*WORK TO BE COMPLETED*
Show all lines holding "this".

*SUPPLIED MATERIAL*

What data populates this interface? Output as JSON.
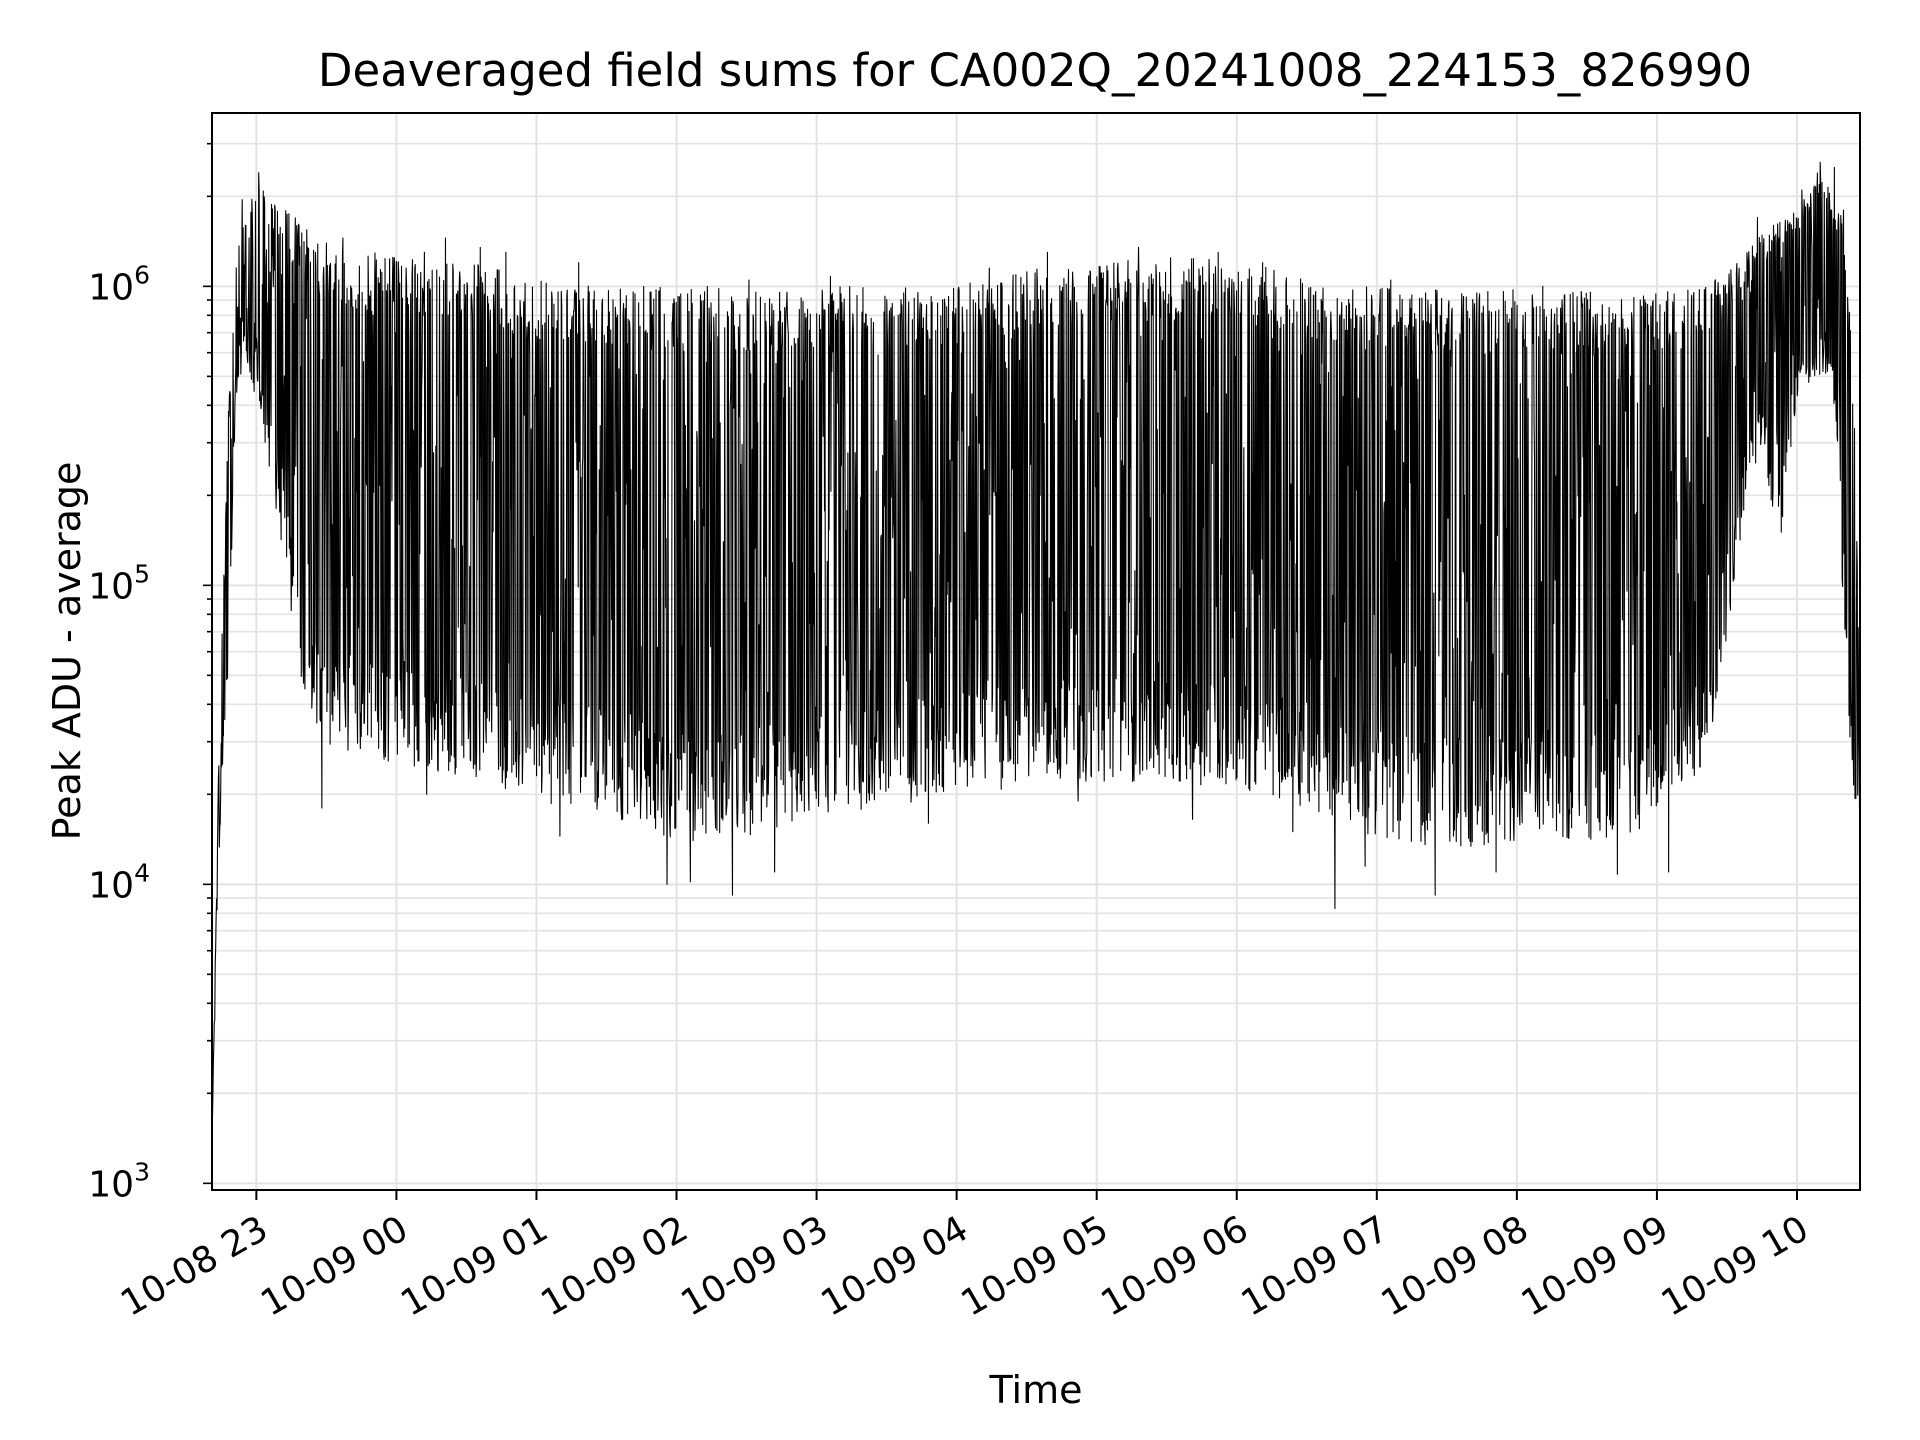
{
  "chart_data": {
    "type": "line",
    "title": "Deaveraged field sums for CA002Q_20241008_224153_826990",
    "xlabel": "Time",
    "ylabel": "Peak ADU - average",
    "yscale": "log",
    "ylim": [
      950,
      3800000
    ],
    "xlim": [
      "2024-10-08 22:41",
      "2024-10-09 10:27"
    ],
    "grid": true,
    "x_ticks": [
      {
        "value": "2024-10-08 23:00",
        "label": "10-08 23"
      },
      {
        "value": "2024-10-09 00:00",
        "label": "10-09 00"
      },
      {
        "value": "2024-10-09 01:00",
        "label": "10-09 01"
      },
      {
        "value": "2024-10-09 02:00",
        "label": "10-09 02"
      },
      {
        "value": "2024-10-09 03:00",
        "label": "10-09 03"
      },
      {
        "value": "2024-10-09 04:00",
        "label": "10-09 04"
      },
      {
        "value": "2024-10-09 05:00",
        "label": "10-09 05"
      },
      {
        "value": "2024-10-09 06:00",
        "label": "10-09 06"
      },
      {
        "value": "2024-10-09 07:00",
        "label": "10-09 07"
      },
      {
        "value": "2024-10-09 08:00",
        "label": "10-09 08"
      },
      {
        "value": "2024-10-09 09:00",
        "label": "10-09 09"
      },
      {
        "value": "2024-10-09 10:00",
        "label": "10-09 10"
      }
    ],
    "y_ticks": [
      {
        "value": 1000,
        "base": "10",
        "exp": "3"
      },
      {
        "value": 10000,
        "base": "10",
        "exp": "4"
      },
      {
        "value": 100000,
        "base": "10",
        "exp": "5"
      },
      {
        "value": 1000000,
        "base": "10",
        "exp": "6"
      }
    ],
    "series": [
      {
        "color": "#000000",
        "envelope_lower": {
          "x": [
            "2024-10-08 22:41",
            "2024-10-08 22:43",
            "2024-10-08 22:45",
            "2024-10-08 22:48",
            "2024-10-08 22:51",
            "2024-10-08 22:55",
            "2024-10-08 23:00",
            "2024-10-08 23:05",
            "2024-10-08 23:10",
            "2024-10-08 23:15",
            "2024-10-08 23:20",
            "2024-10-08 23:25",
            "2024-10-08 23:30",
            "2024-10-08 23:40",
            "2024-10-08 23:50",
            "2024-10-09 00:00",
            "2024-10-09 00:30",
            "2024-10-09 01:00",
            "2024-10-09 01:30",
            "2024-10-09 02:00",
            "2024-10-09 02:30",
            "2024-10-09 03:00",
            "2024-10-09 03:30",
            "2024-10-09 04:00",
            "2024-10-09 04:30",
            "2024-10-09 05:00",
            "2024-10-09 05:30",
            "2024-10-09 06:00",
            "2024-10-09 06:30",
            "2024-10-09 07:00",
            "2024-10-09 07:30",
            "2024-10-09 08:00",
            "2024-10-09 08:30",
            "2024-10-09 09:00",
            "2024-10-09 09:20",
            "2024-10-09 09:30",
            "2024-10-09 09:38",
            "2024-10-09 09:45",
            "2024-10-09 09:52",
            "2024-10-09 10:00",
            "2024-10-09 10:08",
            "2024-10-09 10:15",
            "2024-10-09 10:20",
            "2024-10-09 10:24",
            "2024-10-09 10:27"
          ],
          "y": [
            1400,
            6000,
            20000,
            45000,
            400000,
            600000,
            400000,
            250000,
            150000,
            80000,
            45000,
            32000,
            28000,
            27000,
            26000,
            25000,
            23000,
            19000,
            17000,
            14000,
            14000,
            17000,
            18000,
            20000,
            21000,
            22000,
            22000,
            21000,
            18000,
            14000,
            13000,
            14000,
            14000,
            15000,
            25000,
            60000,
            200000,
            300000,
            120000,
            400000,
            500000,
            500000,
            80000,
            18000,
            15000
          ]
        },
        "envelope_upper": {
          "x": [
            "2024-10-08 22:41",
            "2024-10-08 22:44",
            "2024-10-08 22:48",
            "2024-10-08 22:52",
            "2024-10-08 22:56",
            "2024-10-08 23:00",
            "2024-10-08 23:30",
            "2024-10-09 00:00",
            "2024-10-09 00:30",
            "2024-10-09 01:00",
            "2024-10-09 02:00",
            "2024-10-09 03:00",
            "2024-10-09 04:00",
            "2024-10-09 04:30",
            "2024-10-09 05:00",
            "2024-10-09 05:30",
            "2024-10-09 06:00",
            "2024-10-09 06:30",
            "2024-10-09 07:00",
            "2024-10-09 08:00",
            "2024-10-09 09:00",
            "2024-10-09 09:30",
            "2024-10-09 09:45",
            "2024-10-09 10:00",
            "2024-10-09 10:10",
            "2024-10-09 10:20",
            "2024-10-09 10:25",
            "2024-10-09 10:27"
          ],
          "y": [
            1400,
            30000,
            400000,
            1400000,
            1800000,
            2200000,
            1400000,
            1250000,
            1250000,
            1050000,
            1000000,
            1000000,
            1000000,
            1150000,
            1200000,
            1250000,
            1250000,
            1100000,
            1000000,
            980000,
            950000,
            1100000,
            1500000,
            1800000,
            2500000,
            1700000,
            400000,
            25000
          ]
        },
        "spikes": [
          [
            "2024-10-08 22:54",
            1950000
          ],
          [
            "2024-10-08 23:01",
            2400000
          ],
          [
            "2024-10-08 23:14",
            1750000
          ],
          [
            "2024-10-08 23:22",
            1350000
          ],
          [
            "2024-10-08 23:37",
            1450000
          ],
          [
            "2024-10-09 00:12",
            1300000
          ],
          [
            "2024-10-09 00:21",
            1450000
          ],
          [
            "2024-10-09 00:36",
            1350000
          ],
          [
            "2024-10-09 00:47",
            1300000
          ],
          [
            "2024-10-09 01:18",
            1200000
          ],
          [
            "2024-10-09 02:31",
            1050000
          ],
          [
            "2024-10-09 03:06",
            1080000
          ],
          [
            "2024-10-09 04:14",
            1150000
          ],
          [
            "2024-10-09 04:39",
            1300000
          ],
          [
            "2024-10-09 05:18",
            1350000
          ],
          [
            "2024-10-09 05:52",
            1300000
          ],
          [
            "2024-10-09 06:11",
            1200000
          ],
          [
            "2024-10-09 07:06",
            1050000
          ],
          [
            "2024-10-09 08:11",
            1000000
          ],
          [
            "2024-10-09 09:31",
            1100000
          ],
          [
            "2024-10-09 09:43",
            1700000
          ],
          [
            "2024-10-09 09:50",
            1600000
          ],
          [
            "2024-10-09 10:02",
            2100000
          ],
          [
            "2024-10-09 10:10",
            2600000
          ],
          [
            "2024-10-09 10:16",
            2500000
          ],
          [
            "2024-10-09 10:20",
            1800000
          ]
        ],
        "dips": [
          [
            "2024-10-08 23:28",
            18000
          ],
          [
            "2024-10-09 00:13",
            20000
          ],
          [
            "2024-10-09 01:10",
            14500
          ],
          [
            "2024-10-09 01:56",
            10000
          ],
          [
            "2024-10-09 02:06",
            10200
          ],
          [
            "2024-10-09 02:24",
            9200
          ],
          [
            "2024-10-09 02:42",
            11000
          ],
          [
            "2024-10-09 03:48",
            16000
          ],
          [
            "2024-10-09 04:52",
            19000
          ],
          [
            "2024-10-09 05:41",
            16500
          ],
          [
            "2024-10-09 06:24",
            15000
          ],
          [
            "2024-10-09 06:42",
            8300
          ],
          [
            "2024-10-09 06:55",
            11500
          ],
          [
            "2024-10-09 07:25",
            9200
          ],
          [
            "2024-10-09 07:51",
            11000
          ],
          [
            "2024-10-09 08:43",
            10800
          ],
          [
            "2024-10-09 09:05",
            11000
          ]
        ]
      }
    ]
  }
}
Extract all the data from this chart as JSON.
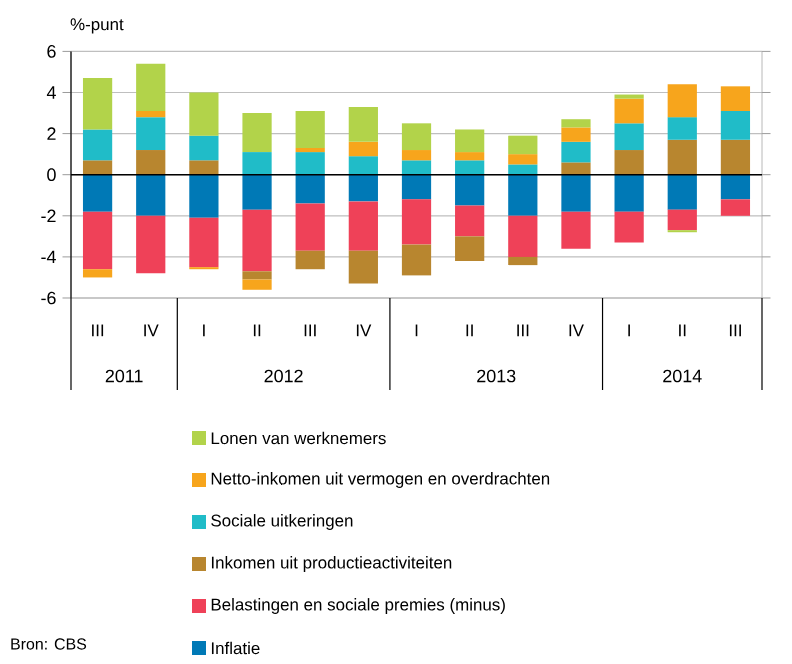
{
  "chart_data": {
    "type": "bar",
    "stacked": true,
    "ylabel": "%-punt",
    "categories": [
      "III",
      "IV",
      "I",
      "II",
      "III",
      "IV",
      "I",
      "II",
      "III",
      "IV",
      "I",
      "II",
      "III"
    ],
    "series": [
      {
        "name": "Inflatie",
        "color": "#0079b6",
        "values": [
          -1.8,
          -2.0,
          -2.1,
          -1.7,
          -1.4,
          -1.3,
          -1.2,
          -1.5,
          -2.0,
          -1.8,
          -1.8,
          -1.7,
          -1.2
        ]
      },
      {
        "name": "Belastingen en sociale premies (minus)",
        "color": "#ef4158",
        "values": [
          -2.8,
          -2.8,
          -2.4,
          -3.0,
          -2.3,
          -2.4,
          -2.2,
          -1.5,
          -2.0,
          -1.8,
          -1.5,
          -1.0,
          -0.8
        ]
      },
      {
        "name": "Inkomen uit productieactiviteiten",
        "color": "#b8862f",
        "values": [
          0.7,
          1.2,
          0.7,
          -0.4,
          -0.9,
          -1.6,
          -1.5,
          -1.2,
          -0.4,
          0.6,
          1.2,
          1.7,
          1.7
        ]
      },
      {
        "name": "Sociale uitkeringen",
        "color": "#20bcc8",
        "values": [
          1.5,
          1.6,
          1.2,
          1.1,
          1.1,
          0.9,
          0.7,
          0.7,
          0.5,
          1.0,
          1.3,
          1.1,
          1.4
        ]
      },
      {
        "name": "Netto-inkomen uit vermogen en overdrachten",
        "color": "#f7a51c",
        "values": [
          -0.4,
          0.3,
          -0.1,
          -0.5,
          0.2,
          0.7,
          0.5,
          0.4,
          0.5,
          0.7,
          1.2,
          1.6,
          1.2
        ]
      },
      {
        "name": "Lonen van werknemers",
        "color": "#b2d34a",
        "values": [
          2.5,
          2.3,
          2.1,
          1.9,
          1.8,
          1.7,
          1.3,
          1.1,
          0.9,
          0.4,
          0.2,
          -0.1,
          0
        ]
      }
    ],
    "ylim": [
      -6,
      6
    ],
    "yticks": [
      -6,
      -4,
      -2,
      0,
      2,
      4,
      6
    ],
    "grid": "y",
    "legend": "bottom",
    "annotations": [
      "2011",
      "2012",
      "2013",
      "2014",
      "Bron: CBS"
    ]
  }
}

*TASK ANSWER*
What data populates this interface? Output as JSON.
Extract all the data from this chart as JSON.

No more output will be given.